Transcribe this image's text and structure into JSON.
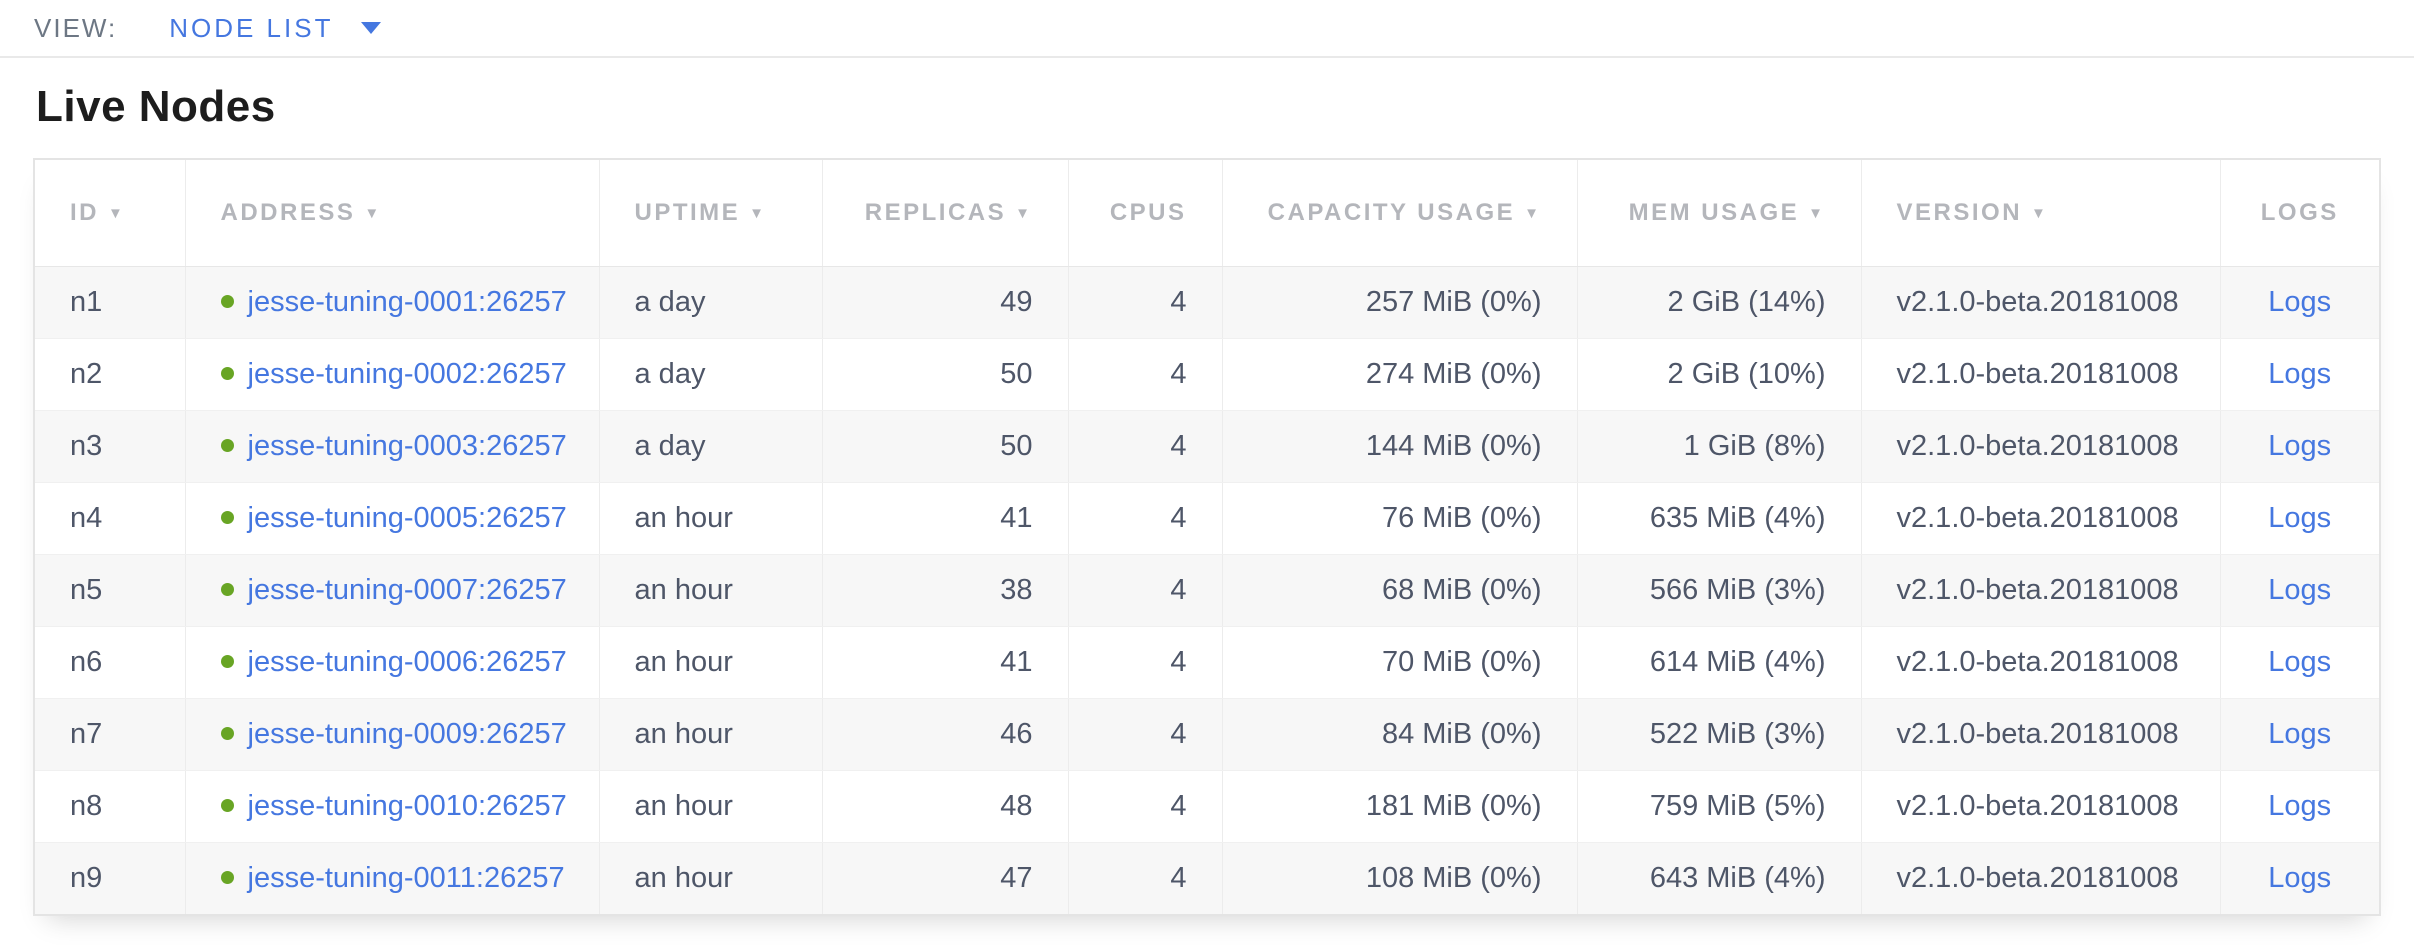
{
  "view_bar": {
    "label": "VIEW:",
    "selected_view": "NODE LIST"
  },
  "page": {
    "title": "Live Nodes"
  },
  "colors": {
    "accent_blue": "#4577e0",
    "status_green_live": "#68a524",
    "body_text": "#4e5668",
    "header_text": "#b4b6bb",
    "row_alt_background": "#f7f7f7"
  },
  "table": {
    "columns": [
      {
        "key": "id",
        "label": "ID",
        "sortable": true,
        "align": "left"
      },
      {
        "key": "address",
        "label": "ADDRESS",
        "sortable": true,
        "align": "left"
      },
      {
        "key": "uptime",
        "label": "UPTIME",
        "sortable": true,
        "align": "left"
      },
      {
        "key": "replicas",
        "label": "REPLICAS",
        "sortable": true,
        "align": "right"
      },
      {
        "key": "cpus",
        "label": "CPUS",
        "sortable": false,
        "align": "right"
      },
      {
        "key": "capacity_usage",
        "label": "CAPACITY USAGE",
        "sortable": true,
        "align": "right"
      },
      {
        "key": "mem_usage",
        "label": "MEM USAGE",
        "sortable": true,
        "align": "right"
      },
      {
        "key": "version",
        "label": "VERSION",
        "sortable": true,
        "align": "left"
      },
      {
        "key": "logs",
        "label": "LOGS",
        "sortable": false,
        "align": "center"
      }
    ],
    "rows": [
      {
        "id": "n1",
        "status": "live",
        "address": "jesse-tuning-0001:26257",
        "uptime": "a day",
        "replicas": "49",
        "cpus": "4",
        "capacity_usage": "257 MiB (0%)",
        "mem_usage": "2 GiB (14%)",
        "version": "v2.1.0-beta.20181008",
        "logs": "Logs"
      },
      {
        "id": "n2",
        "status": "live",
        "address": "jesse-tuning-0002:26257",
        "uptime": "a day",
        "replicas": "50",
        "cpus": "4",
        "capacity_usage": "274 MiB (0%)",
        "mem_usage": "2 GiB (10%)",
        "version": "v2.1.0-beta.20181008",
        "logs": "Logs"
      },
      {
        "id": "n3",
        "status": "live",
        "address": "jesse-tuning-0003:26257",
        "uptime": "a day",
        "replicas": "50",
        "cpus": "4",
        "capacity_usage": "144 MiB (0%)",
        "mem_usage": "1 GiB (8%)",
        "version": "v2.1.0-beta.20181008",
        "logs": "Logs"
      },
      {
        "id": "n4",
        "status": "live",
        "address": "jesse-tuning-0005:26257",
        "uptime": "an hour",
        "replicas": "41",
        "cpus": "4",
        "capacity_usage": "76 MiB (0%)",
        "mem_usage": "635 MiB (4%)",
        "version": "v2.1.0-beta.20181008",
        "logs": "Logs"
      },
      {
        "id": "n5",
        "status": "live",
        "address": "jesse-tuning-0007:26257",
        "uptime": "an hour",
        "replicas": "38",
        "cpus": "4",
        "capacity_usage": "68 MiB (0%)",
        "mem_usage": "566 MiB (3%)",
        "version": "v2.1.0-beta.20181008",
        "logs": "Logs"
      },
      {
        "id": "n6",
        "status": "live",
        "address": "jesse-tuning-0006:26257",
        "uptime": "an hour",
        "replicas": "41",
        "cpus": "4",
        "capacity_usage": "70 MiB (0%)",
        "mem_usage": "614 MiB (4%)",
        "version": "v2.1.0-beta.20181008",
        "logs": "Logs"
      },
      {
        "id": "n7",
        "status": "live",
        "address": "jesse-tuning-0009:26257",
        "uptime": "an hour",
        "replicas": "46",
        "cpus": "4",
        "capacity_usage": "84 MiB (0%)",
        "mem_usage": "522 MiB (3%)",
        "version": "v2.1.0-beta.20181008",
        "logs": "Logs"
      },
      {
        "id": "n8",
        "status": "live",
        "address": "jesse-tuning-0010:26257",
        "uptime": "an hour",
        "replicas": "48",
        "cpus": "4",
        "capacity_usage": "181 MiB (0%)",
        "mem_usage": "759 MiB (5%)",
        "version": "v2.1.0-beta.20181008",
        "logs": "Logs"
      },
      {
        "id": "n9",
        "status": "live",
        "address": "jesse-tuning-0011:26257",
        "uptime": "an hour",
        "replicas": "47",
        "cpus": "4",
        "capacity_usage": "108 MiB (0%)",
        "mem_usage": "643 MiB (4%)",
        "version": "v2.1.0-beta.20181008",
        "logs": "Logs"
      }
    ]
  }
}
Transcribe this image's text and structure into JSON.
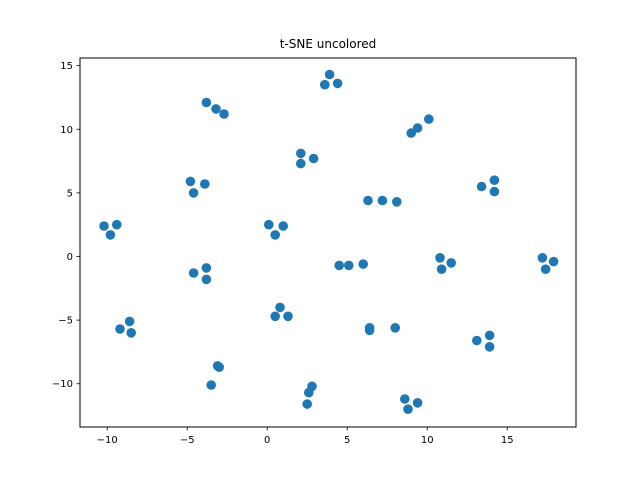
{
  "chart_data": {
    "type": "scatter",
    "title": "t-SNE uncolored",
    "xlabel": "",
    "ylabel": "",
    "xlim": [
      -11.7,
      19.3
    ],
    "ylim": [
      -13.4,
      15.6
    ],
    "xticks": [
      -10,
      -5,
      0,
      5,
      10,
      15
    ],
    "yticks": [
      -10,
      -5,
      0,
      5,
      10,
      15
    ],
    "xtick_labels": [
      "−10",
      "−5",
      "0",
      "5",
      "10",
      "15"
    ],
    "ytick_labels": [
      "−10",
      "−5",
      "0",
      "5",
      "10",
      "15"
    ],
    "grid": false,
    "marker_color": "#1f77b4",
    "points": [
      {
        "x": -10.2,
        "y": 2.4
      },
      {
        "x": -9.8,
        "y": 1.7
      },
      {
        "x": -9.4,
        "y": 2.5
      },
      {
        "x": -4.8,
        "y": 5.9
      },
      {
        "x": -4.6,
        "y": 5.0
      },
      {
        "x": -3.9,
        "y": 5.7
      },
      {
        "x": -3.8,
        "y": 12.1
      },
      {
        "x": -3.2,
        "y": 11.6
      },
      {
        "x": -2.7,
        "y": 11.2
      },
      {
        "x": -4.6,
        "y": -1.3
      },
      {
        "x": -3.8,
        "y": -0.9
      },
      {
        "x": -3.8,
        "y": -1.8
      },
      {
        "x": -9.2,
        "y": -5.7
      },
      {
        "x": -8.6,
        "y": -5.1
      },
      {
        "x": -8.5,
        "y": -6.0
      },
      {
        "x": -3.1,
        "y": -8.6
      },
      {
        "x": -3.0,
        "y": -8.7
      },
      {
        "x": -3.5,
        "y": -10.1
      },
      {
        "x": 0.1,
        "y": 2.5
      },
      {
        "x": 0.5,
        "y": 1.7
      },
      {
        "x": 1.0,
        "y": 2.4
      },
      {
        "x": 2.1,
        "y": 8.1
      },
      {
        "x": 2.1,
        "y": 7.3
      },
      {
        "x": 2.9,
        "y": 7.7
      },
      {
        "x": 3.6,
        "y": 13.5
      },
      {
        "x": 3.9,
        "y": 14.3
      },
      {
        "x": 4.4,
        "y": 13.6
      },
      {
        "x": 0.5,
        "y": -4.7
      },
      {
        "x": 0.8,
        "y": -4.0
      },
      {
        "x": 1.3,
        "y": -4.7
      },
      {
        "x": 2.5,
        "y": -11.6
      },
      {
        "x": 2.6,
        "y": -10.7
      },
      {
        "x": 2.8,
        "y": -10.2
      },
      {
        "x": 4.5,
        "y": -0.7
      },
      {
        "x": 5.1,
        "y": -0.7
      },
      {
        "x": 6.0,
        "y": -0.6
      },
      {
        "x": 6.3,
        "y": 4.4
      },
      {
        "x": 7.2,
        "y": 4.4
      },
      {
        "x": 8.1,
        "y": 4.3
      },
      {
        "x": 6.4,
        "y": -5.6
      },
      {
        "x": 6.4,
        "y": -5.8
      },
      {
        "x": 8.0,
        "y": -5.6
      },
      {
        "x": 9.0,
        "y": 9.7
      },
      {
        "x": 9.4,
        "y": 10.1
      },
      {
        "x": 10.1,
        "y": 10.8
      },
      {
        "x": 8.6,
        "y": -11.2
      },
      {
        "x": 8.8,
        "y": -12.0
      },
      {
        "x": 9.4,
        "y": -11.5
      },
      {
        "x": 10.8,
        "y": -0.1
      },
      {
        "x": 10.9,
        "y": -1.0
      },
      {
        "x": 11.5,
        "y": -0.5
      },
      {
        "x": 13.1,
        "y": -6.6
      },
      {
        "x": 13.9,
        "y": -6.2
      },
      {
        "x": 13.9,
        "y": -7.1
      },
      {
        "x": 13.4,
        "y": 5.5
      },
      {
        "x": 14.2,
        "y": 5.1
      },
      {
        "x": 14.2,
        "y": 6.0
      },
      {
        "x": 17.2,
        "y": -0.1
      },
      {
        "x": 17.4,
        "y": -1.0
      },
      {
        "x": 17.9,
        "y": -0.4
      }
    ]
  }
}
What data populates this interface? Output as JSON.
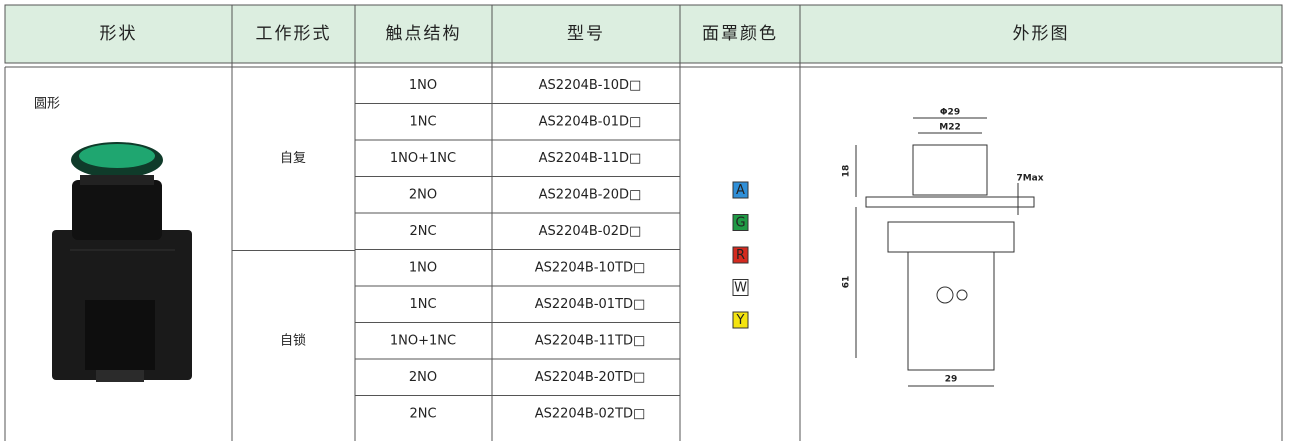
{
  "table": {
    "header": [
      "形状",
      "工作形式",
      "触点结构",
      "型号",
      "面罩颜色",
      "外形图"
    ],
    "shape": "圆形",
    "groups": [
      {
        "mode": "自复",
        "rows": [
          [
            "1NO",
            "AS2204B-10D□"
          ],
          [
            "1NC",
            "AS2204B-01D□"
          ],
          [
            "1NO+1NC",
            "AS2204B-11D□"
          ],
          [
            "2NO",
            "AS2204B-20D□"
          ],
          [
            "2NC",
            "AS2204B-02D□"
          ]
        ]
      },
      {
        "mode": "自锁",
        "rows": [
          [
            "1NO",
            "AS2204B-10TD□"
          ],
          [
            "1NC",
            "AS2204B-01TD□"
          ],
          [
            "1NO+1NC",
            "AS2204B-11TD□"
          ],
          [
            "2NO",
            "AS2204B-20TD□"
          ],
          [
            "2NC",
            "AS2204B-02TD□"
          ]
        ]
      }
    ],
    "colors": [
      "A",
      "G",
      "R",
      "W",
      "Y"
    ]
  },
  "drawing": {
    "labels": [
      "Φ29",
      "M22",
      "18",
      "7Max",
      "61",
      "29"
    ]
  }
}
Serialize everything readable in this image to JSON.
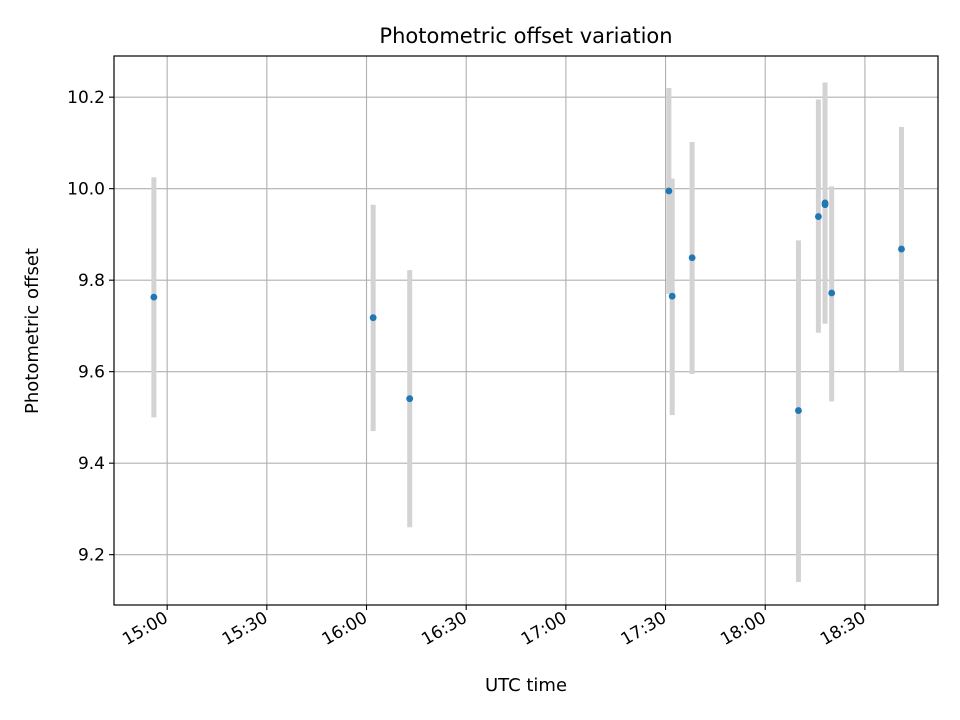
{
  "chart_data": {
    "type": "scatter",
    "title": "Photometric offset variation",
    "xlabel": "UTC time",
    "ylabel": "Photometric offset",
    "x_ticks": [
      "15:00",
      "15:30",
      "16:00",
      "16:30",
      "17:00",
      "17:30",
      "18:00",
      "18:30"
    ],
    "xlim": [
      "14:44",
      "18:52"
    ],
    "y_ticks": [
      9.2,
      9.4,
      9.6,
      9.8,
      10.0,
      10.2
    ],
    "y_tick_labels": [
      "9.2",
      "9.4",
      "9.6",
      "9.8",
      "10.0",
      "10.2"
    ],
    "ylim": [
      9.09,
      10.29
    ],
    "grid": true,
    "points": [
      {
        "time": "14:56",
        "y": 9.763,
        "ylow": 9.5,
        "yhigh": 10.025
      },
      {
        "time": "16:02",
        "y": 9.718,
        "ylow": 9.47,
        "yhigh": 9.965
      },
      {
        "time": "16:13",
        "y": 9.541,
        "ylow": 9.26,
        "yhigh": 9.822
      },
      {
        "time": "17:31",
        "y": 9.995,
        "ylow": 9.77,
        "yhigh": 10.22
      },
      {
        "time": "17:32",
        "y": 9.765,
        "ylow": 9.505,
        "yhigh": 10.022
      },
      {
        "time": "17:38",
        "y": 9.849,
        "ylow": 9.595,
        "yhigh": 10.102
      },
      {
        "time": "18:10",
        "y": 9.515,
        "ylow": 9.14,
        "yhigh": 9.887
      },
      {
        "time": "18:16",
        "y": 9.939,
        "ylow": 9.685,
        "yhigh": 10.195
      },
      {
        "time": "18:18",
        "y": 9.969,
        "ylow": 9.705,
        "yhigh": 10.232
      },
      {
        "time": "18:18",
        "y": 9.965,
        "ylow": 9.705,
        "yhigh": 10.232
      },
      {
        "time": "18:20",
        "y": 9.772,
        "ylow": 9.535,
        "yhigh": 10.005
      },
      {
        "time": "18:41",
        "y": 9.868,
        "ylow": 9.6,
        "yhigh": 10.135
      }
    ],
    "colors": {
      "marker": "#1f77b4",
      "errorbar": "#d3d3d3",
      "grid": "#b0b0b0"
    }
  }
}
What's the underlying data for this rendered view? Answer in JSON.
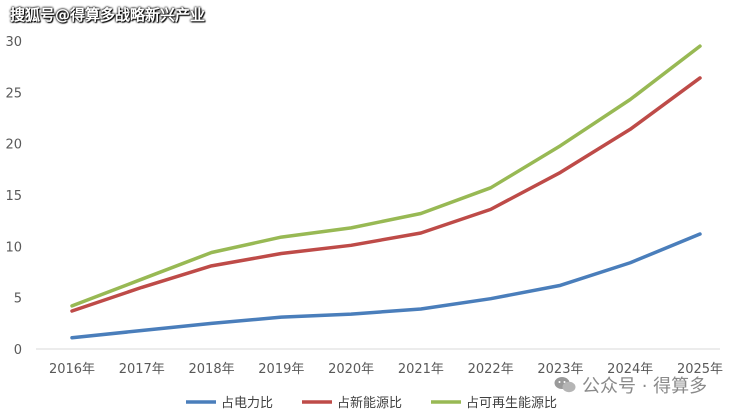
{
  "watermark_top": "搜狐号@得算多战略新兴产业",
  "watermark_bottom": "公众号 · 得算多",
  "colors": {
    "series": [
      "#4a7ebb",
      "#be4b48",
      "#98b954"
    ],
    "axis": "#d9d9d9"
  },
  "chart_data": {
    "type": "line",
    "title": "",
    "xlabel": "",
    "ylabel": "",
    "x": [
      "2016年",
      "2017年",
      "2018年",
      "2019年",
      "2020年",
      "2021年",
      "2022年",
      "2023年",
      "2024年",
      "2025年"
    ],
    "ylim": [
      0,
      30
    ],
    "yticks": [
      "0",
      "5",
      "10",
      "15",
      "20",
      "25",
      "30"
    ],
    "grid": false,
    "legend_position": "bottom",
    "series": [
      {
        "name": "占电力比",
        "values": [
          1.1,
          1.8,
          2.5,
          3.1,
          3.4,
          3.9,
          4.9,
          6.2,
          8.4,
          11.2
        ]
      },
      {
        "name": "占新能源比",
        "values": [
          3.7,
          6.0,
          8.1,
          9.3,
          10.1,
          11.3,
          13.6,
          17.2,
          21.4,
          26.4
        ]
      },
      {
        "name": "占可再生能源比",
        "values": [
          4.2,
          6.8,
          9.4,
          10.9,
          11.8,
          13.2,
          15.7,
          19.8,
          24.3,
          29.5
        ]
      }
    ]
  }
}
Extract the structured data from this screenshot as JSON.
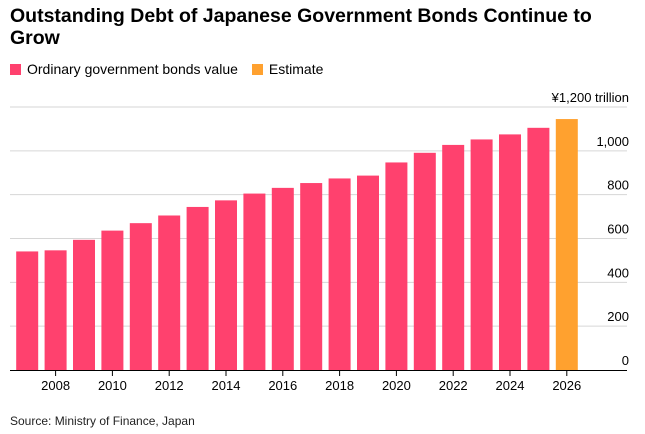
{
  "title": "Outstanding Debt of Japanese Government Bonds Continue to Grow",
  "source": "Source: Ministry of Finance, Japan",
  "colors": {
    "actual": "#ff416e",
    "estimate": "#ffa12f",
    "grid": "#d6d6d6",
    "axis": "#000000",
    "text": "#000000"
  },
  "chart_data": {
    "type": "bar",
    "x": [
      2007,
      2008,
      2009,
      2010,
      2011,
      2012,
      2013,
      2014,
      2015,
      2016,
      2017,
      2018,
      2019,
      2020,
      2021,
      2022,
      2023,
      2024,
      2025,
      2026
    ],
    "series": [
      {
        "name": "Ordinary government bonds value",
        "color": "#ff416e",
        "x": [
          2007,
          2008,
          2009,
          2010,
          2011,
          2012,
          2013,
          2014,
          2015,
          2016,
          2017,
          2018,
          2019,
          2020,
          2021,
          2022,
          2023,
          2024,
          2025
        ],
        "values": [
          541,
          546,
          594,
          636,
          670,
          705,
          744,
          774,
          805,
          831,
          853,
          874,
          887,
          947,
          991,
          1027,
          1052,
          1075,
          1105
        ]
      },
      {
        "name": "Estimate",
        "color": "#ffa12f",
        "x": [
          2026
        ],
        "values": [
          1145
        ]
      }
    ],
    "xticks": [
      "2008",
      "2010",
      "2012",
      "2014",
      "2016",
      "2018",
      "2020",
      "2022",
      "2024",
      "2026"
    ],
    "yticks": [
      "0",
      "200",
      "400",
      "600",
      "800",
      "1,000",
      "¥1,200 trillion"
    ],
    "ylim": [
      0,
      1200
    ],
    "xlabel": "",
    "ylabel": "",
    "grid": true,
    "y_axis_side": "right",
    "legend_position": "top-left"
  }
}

*EXERCISE AIM:* Check each line of the records for the word "yhigh" and extract those that contain it.

*EXERCISE SOLUTION:*
        "yhigh": 10.025
        "yhigh": 9.965
        "yhigh": 9.822
        "yhigh": 10.22
        "yhigh": 10.022
        "yhigh": 10.102
        "yhigh": 9.887
        "yhigh": 10.195
        "yhigh": 10.232
        "yhigh": 10.232
        "yhigh": 10.005
        "yhigh": 10.135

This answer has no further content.